PROBLEM TO SOLVE:
Each line of the data that includes the string "Signal" is to be copied out.

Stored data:
══════

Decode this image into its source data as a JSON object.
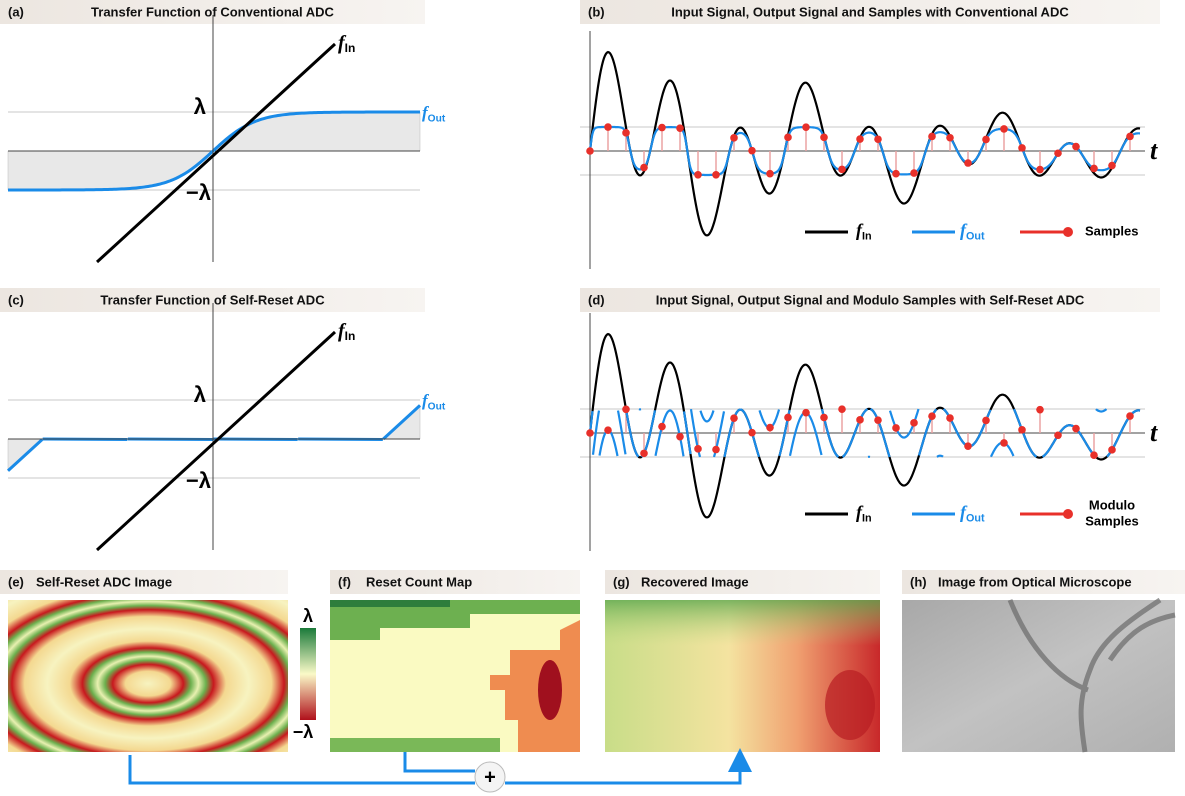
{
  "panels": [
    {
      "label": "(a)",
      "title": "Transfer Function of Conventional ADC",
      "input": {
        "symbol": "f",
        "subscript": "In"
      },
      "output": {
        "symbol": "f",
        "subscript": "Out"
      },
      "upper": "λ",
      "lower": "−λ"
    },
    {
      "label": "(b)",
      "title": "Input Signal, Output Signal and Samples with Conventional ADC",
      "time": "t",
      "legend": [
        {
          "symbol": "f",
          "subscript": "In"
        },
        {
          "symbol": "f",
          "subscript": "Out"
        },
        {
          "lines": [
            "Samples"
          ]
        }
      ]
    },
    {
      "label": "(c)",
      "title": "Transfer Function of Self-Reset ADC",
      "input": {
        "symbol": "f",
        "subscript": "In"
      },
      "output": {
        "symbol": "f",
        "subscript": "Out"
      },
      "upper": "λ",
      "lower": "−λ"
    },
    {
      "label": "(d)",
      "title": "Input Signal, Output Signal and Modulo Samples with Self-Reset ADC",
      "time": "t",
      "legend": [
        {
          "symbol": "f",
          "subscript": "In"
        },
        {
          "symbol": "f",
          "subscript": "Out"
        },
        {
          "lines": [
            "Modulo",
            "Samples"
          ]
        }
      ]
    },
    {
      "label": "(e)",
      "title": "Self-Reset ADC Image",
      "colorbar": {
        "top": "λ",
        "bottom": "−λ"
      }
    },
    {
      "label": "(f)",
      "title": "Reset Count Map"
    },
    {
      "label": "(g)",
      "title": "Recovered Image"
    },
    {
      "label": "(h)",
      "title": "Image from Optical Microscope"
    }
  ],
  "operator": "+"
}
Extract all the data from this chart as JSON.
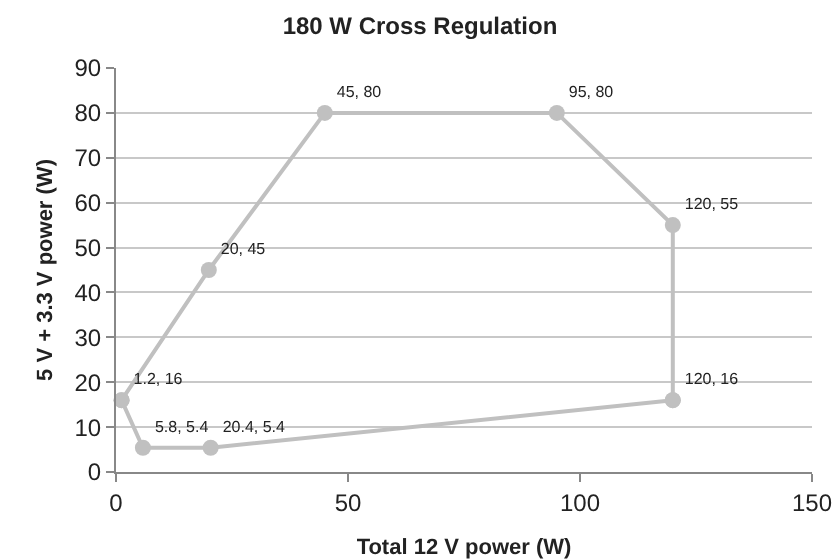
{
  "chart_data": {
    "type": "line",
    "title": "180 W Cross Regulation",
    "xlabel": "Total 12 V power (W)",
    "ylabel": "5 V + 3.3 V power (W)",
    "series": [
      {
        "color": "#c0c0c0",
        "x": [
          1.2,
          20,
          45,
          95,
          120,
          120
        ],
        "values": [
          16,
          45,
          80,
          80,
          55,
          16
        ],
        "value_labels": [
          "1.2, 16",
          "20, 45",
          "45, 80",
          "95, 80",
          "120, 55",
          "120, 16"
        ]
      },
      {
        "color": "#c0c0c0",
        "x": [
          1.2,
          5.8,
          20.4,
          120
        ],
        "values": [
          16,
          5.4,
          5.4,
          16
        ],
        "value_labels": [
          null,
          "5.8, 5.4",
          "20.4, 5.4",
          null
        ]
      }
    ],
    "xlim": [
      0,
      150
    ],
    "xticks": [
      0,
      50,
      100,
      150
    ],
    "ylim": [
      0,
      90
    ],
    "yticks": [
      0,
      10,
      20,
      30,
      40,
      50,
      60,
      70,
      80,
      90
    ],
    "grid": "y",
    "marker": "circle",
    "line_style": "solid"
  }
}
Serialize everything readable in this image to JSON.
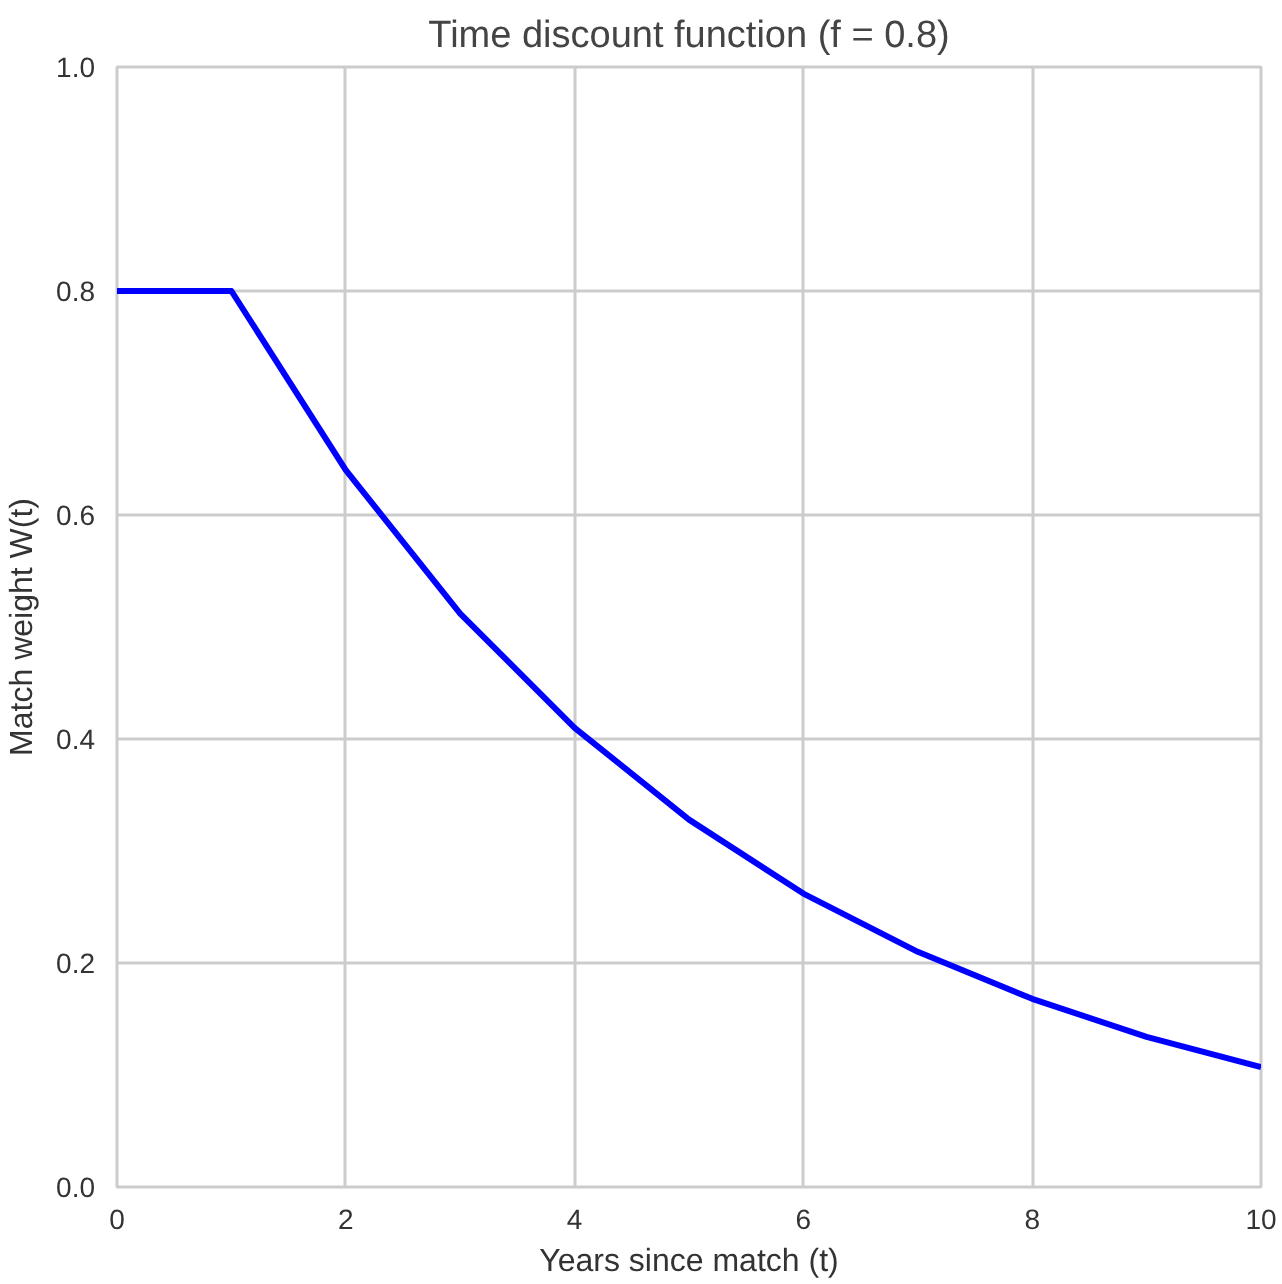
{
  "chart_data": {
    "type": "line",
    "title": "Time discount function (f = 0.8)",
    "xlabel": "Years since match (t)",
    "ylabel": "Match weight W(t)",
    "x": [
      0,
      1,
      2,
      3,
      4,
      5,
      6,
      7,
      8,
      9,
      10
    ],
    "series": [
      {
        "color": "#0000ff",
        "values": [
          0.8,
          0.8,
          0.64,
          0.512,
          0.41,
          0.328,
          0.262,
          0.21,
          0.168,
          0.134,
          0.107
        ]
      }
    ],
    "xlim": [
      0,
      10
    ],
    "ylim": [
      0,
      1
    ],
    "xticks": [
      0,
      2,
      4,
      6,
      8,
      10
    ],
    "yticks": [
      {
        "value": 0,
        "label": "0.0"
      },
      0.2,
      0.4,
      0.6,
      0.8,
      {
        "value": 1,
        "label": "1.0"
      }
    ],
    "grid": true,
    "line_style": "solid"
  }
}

══════

SOLUTION FOR THIS TASK:
      "title": "Input Signal, Output Signal and Samples with Conventional ADC",
      "title": "Input Signal, Output Signal and Modulo Samples with Self-Reset ADC",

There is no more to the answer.